Reproduce each line of the listing exactly.

— begin DATA ROWS —

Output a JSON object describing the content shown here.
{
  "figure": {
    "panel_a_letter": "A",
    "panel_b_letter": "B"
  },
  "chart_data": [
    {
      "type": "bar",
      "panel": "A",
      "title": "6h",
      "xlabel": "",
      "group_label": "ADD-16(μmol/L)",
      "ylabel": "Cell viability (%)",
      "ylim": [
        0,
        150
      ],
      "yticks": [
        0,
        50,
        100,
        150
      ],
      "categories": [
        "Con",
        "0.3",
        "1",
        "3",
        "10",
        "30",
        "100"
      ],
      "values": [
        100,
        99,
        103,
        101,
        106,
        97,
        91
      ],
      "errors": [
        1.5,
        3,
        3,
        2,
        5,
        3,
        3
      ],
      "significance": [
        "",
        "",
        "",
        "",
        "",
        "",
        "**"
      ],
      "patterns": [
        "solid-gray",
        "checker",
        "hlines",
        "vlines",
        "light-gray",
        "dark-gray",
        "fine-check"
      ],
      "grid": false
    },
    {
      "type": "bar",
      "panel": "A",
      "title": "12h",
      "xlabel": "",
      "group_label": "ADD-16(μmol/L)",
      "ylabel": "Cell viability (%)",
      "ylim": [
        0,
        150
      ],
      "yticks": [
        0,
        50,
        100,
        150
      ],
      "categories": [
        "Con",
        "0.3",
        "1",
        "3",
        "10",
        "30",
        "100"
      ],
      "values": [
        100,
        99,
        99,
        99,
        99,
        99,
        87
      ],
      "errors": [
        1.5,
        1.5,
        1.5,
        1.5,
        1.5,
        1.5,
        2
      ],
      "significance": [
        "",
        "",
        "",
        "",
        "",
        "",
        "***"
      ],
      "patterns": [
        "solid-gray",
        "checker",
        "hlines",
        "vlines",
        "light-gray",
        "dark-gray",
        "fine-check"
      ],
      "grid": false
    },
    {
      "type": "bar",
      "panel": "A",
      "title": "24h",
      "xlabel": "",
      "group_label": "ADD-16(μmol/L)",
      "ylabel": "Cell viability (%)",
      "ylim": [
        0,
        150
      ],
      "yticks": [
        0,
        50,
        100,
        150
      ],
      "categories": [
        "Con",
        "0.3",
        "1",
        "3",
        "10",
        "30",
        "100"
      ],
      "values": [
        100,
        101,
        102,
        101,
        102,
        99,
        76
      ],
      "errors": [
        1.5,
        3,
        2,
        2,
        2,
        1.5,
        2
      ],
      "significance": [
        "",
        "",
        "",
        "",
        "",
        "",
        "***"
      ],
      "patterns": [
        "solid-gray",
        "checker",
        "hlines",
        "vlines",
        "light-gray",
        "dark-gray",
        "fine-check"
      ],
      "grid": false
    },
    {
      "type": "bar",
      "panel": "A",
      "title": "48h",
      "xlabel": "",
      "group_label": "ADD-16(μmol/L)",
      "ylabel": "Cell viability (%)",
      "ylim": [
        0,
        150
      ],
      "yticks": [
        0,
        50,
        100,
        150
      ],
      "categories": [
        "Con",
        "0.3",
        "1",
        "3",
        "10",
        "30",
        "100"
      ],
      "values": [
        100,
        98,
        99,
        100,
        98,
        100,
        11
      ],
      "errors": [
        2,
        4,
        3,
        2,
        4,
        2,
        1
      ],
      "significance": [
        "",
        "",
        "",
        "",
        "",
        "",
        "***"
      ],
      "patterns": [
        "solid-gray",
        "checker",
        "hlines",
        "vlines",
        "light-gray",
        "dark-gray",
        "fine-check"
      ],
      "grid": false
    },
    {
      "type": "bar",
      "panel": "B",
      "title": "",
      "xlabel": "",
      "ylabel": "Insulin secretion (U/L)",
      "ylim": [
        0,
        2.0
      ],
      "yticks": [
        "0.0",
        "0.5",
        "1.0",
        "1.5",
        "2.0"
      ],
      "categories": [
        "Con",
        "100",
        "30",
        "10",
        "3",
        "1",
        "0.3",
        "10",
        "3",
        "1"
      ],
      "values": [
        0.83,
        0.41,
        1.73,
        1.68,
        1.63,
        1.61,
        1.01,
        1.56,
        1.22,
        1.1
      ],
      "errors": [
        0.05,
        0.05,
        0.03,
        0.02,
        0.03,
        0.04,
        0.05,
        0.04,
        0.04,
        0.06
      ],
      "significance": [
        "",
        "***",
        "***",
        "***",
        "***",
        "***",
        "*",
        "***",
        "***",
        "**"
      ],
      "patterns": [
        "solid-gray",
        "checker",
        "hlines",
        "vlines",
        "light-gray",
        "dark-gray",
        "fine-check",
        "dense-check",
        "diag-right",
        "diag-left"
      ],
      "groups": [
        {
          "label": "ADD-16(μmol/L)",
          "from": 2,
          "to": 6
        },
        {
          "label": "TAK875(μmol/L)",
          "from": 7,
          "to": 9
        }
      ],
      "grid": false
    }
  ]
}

— end DATA ROWS —

== COMPLETE RESPONSE ==
Output a JSON object describing the content shown here.
{
  "figure": {
    "panel_a_letter": "A",
    "panel_b_letter": "B"
  },
  "chart_data": [
    {
      "type": "bar",
      "panel": "A",
      "title": "6h",
      "xlabel": "",
      "group_label": "ADD-16(μmol/L)",
      "ylabel": "Cell viability (%)",
      "ylim": [
        0,
        150
      ],
      "yticks": [
        0,
        50,
        100,
        150
      ],
      "categories": [
        "Con",
        "0.3",
        "1",
        "3",
        "10",
        "30",
        "100"
      ],
      "values": [
        100,
        99,
        103,
        101,
        106,
        97,
        91
      ],
      "errors": [
        1.5,
        3,
        3,
        2,
        5,
        3,
        3
      ],
      "significance": [
        "",
        "",
        "",
        "",
        "",
        "",
        "**"
      ],
      "patterns": [
        "solid-gray",
        "checker",
        "hlines",
        "vlines",
        "light-gray",
        "dark-gray",
        "fine-check"
      ],
      "grid": false
    },
    {
      "type": "bar",
      "panel": "A",
      "title": "12h",
      "xlabel": "",
      "group_label": "ADD-16(μmol/L)",
      "ylabel": "Cell viability (%)",
      "ylim": [
        0,
        150
      ],
      "yticks": [
        0,
        50,
        100,
        150
      ],
      "categories": [
        "Con",
        "0.3",
        "1",
        "3",
        "10",
        "30",
        "100"
      ],
      "values": [
        100,
        99,
        99,
        99,
        99,
        99,
        87
      ],
      "errors": [
        1.5,
        1.5,
        1.5,
        1.5,
        1.5,
        1.5,
        2
      ],
      "significance": [
        "",
        "",
        "",
        "",
        "",
        "",
        "***"
      ],
      "patterns": [
        "solid-gray",
        "checker",
        "hlines",
        "vlines",
        "light-gray",
        "dark-gray",
        "fine-check"
      ],
      "grid": false
    },
    {
      "type": "bar",
      "panel": "A",
      "title": "24h",
      "xlabel": "",
      "group_label": "ADD-16(μmol/L)",
      "ylabel": "Cell viability (%)",
      "ylim": [
        0,
        150
      ],
      "yticks": [
        0,
        50,
        100,
        150
      ],
      "categories": [
        "Con",
        "0.3",
        "1",
        "3",
        "10",
        "30",
        "100"
      ],
      "values": [
        100,
        101,
        102,
        101,
        102,
        99,
        76
      ],
      "errors": [
        1.5,
        3,
        2,
        2,
        2,
        1.5,
        2
      ],
      "significance": [
        "",
        "",
        "",
        "",
        "",
        "",
        "***"
      ],
      "patterns": [
        "solid-gray",
        "checker",
        "hlines",
        "vlines",
        "light-gray",
        "dark-gray",
        "fine-check"
      ],
      "grid": false
    },
    {
      "type": "bar",
      "panel": "A",
      "title": "48h",
      "xlabel": "",
      "group_label": "ADD-16(μmol/L)",
      "ylabel": "Cell viability (%)",
      "ylim": [
        0,
        150
      ],
      "yticks": [
        0,
        50,
        100,
        150
      ],
      "categories": [
        "Con",
        "0.3",
        "1",
        "3",
        "10",
        "30",
        "100"
      ],
      "values": [
        100,
        98,
        99,
        100,
        98,
        100,
        11
      ],
      "errors": [
        2,
        4,
        3,
        2,
        4,
        2,
        1
      ],
      "significance": [
        "",
        "",
        "",
        "",
        "",
        "",
        "***"
      ],
      "patterns": [
        "solid-gray",
        "checker",
        "hlines",
        "vlines",
        "light-gray",
        "dark-gray",
        "fine-check"
      ],
      "grid": false
    },
    {
      "type": "bar",
      "panel": "B",
      "title": "",
      "xlabel": "",
      "ylabel": "Insulin secretion (U/L)",
      "ylim": [
        0,
        2.0
      ],
      "yticks": [
        "0.0",
        "0.5",
        "1.0",
        "1.5",
        "2.0"
      ],
      "categories": [
        "Con",
        "100",
        "30",
        "10",
        "3",
        "1",
        "0.3",
        "10",
        "3",
        "1"
      ],
      "values": [
        0.83,
        0.41,
        1.73,
        1.68,
        1.63,
        1.61,
        1.01,
        1.56,
        1.22,
        1.1
      ],
      "errors": [
        0.05,
        0.05,
        0.03,
        0.02,
        0.03,
        0.04,
        0.05,
        0.04,
        0.04,
        0.06
      ],
      "significance": [
        "",
        "***",
        "***",
        "***",
        "***",
        "***",
        "*",
        "***",
        "***",
        "**"
      ],
      "patterns": [
        "solid-gray",
        "checker",
        "hlines",
        "vlines",
        "light-gray",
        "dark-gray",
        "fine-check",
        "dense-check",
        "diag-right",
        "diag-left"
      ],
      "groups": [
        {
          "label": "ADD-16(μmol/L)",
          "from": 2,
          "to": 6
        },
        {
          "label": "TAK875(μmol/L)",
          "from": 7,
          "to": 9
        }
      ],
      "grid": false
    }
  ]
}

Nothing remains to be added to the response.